--- Begin ---
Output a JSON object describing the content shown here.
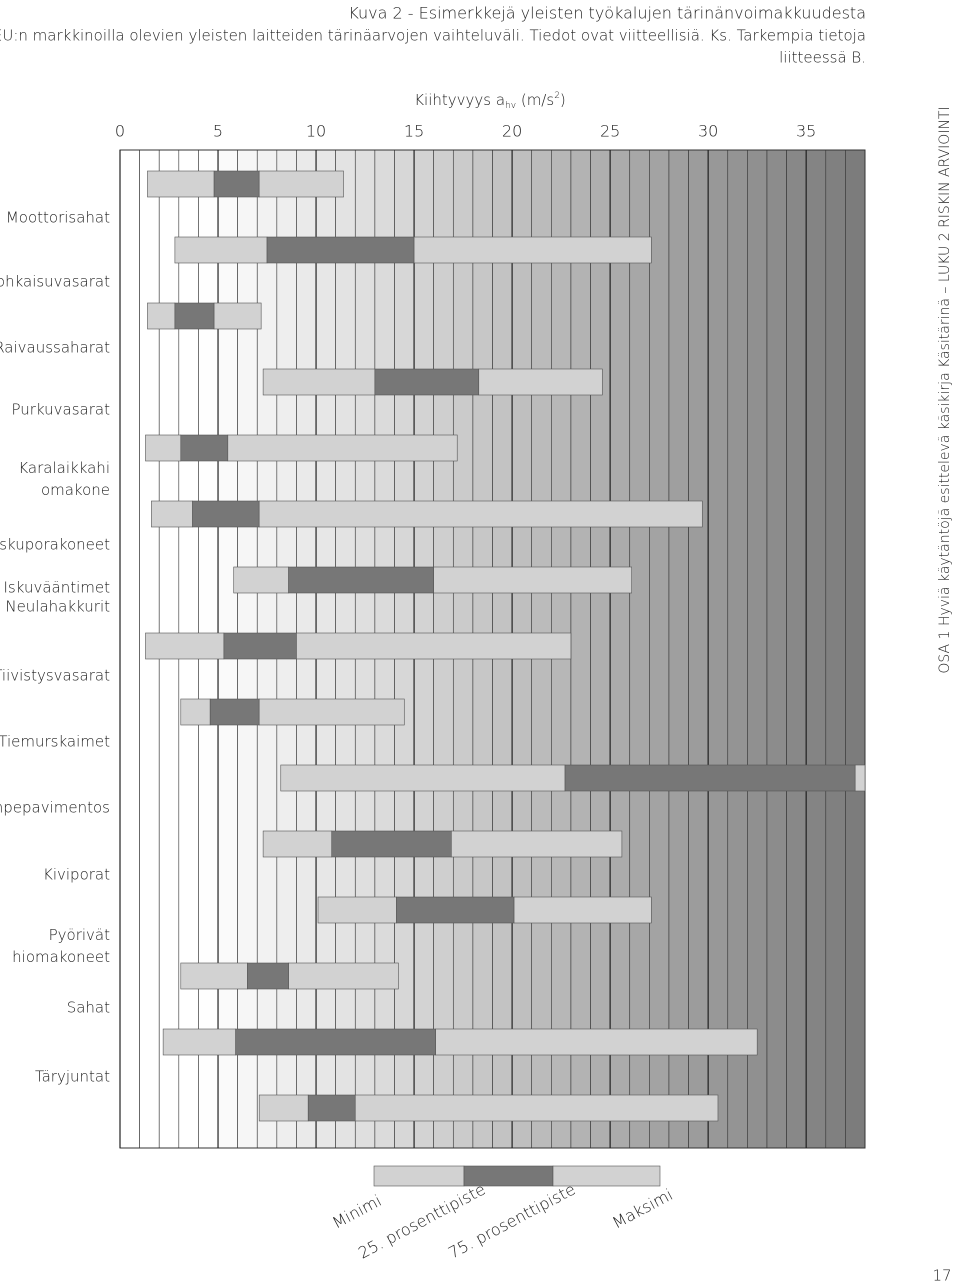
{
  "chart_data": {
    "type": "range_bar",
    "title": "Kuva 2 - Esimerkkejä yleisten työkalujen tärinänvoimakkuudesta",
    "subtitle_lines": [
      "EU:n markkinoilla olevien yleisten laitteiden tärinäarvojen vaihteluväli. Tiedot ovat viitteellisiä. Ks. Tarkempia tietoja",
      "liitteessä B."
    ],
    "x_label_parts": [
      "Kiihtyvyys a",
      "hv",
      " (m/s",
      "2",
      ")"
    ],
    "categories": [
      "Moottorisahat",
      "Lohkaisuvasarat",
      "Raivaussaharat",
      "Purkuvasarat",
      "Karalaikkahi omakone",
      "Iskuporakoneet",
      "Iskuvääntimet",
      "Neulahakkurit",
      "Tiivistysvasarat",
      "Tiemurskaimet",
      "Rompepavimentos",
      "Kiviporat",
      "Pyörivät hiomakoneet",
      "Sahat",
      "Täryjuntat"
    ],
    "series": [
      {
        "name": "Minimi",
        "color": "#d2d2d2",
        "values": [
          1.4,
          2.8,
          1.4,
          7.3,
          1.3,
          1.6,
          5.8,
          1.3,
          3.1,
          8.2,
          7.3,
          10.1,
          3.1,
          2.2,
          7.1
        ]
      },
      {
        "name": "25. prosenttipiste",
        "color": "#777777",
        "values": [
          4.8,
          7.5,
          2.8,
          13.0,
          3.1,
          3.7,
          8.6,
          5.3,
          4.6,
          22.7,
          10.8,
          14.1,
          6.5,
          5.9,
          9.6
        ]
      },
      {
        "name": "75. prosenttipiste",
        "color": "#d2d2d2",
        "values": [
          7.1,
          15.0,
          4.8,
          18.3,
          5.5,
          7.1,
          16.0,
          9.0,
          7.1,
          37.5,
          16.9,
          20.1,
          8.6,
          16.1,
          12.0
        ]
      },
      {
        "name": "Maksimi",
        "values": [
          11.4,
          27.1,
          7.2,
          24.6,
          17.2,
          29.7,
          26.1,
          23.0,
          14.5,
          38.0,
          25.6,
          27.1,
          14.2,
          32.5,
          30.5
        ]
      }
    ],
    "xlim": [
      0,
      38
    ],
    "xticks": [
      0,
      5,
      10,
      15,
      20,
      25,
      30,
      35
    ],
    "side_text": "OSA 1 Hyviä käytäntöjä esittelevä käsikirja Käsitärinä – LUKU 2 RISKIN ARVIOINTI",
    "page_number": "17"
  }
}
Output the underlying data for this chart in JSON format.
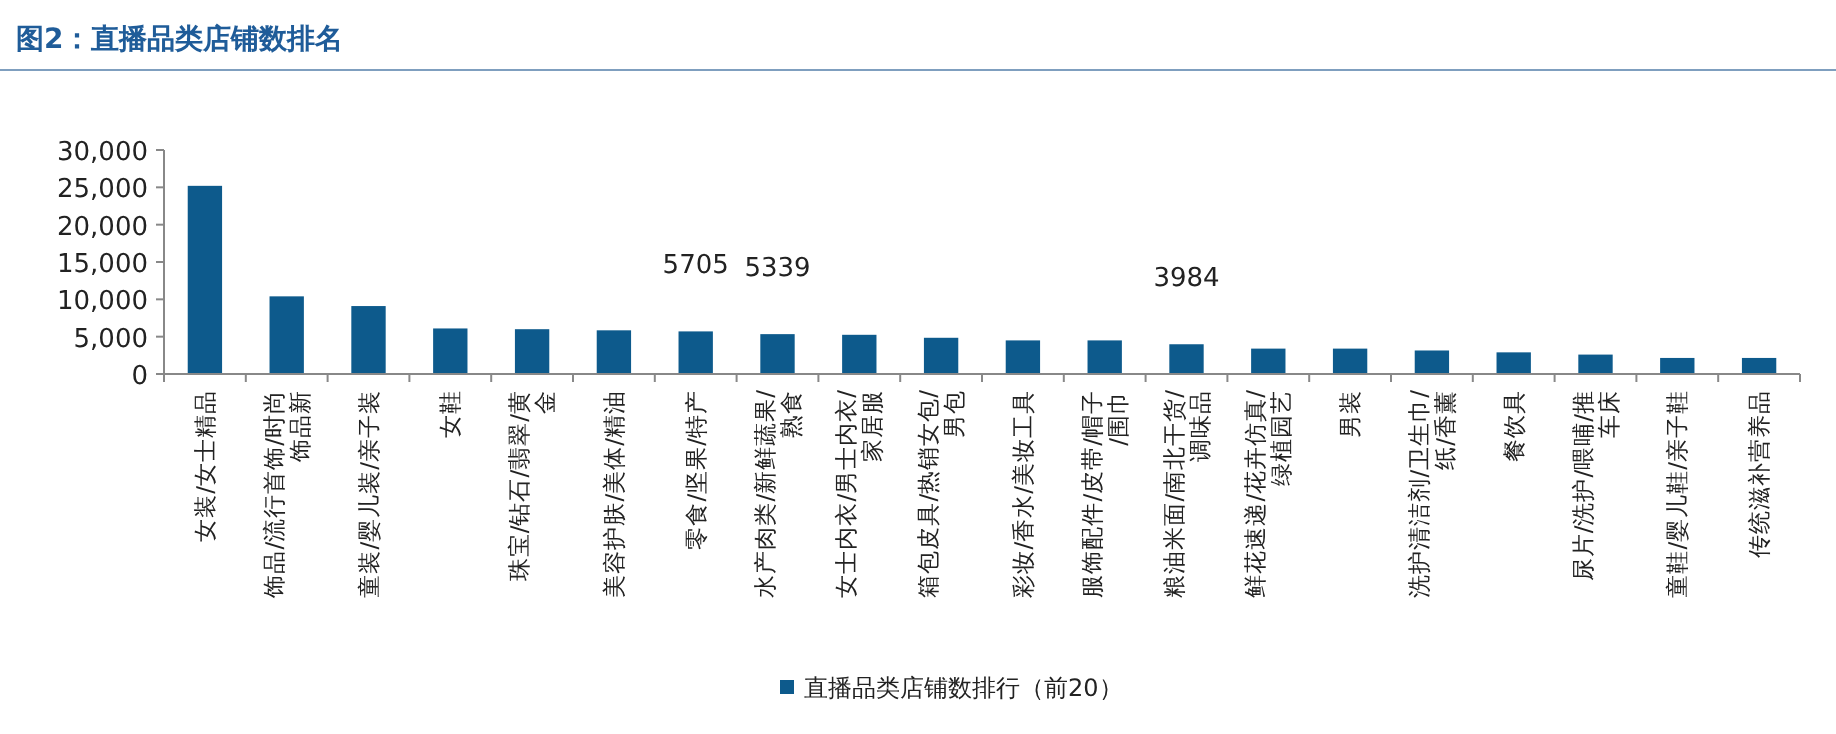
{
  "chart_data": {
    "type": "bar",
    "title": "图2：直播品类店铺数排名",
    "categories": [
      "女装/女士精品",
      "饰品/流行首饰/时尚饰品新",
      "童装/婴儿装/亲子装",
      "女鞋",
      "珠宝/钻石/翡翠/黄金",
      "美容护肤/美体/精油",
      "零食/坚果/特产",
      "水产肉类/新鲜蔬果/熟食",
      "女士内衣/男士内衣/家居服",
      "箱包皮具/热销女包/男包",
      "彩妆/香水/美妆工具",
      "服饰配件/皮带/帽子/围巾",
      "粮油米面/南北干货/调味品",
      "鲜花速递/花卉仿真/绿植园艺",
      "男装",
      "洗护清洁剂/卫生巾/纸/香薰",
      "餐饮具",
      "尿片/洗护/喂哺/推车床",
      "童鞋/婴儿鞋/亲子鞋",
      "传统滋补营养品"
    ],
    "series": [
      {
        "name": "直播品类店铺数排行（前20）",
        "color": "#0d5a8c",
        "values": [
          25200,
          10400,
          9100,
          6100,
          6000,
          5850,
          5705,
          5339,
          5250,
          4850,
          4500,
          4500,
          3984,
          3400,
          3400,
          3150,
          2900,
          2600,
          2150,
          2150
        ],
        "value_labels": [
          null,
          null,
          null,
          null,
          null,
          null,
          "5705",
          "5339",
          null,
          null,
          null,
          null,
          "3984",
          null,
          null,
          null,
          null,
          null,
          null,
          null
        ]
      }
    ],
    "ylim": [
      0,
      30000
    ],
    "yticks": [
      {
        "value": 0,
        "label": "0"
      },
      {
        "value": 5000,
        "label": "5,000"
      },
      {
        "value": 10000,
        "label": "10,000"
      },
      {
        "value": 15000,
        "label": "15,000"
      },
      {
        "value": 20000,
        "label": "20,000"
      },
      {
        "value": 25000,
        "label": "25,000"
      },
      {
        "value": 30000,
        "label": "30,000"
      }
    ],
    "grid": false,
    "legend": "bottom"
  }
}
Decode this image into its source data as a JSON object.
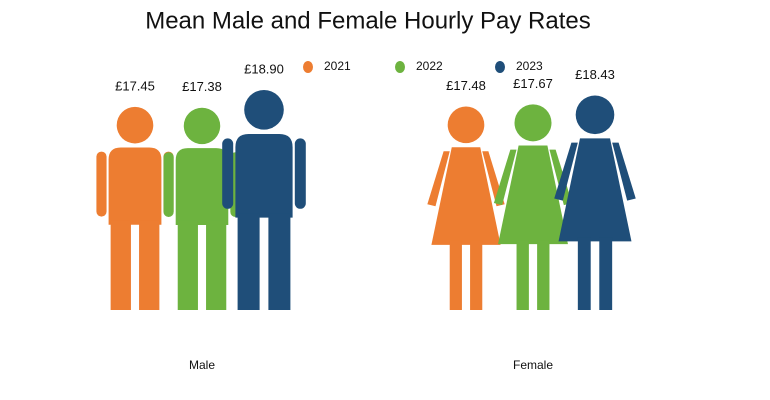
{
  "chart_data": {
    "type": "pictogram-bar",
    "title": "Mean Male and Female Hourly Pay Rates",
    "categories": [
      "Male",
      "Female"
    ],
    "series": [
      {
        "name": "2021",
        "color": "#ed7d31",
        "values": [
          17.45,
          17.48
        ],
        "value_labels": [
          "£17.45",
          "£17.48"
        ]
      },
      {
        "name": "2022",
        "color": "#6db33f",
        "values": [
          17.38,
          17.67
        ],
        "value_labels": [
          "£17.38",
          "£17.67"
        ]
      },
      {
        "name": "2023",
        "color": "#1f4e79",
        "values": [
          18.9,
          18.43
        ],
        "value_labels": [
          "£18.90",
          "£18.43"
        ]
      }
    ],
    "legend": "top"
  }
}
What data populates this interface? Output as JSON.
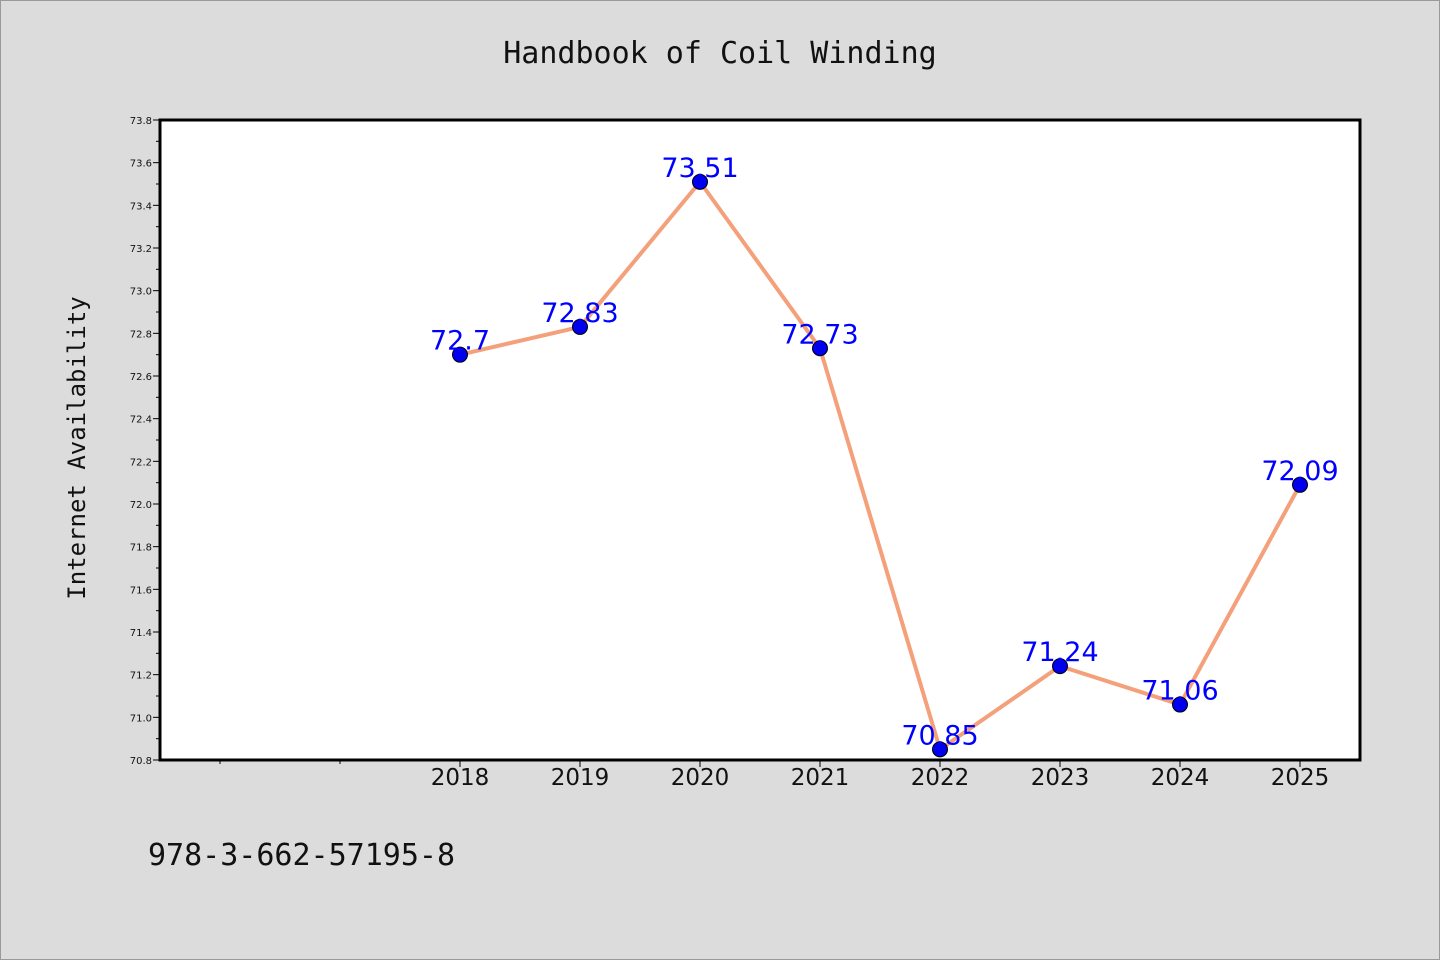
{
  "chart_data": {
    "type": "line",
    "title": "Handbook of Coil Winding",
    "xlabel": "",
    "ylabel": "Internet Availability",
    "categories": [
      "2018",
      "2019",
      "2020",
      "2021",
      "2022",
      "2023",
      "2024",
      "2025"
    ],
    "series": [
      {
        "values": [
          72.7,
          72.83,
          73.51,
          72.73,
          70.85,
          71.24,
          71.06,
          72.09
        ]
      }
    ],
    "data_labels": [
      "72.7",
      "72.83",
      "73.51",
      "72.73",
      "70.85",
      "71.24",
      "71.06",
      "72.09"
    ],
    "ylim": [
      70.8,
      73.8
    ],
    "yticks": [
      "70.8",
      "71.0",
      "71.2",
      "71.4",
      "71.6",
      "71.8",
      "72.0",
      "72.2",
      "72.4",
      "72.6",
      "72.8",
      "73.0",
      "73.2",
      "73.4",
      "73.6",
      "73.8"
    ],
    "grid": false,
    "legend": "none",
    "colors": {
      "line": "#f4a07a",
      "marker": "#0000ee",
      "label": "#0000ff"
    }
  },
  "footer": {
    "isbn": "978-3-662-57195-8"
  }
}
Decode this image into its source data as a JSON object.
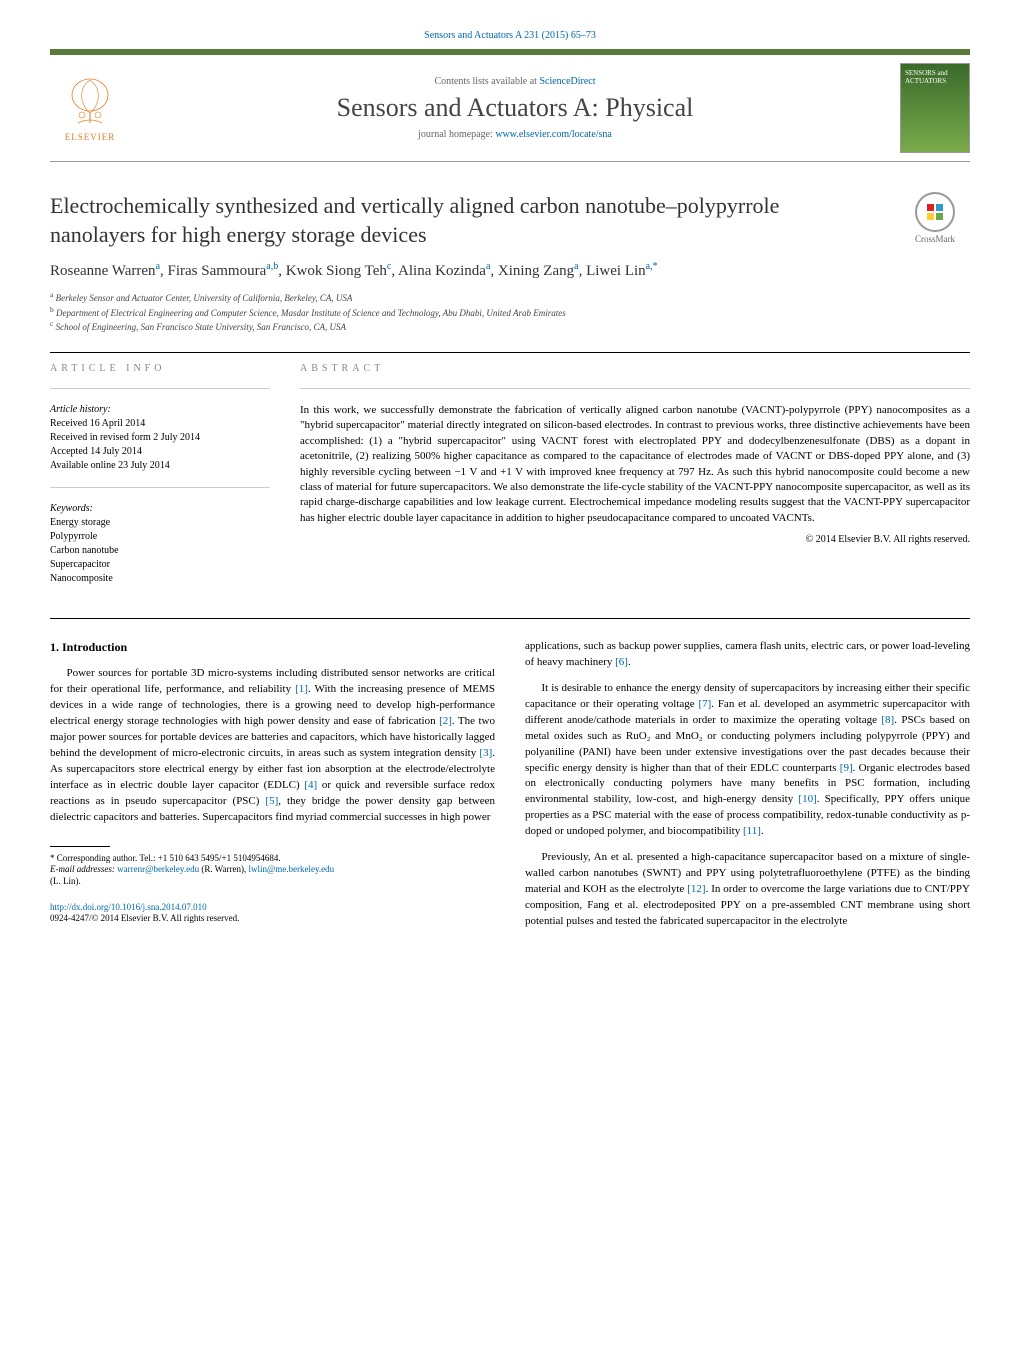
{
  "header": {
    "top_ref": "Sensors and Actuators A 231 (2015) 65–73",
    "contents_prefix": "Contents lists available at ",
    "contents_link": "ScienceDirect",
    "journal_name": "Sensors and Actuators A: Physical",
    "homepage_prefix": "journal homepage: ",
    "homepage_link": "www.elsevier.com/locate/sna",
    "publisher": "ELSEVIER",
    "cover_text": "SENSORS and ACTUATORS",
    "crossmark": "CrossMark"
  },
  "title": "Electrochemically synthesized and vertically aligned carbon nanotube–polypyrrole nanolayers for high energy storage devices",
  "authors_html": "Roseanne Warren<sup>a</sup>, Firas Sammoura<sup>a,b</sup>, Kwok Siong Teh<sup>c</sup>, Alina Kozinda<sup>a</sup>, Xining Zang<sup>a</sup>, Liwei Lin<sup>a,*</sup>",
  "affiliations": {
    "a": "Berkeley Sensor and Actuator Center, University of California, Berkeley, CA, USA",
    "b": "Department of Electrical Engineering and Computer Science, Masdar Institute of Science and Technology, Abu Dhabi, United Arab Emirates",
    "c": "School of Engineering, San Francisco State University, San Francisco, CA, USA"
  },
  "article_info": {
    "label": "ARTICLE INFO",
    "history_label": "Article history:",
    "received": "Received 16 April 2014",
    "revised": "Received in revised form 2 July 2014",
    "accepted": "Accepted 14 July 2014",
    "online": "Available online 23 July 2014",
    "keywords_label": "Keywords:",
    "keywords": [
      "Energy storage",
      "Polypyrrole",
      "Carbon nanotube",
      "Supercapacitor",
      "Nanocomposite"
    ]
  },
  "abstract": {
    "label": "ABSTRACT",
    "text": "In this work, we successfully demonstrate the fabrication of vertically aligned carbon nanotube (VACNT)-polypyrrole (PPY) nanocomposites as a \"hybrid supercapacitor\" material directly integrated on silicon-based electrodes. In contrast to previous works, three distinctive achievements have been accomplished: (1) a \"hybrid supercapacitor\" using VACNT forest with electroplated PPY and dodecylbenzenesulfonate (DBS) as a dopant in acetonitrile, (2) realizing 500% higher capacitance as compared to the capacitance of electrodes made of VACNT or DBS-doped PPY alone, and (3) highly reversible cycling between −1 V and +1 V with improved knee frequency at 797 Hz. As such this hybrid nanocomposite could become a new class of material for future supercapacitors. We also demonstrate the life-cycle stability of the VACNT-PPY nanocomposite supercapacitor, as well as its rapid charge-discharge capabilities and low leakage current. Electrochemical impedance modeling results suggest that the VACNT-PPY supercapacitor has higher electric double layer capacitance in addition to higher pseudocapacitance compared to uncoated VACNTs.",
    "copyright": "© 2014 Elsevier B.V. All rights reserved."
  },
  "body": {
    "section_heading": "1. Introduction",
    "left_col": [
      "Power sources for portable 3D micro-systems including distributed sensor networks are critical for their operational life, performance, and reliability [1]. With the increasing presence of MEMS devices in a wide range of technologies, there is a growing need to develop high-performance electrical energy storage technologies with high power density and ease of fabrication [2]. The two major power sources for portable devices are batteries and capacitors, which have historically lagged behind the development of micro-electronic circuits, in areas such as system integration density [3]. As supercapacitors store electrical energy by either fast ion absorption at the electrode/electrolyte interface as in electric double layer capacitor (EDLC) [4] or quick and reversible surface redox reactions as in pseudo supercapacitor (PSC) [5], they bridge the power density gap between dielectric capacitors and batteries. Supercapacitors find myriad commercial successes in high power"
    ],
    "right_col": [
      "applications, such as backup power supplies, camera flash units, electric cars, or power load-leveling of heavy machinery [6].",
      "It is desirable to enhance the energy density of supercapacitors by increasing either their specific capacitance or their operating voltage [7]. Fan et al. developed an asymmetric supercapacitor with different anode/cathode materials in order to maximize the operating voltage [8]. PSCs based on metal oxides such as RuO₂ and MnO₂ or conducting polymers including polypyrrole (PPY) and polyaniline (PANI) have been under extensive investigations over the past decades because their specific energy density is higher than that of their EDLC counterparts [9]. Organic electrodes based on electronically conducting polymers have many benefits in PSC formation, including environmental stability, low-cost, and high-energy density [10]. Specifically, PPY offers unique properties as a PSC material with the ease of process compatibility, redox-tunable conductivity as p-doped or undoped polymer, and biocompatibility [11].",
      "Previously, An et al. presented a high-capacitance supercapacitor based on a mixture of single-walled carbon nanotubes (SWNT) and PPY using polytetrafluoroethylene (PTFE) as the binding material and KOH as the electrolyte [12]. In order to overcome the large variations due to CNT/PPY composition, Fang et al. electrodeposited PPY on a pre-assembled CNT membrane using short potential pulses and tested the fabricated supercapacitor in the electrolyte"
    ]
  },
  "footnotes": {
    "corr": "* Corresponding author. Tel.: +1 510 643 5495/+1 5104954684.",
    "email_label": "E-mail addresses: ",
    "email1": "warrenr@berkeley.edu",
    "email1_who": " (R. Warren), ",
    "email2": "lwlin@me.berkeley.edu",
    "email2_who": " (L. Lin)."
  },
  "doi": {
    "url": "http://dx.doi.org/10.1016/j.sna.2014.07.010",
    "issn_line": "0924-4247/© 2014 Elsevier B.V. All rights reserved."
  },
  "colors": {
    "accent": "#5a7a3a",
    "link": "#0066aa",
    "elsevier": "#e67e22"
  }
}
--- End ---
List every line above containing the word "legend".

    "legend": "bottom"
    "legend": "top"
    "legend": "none",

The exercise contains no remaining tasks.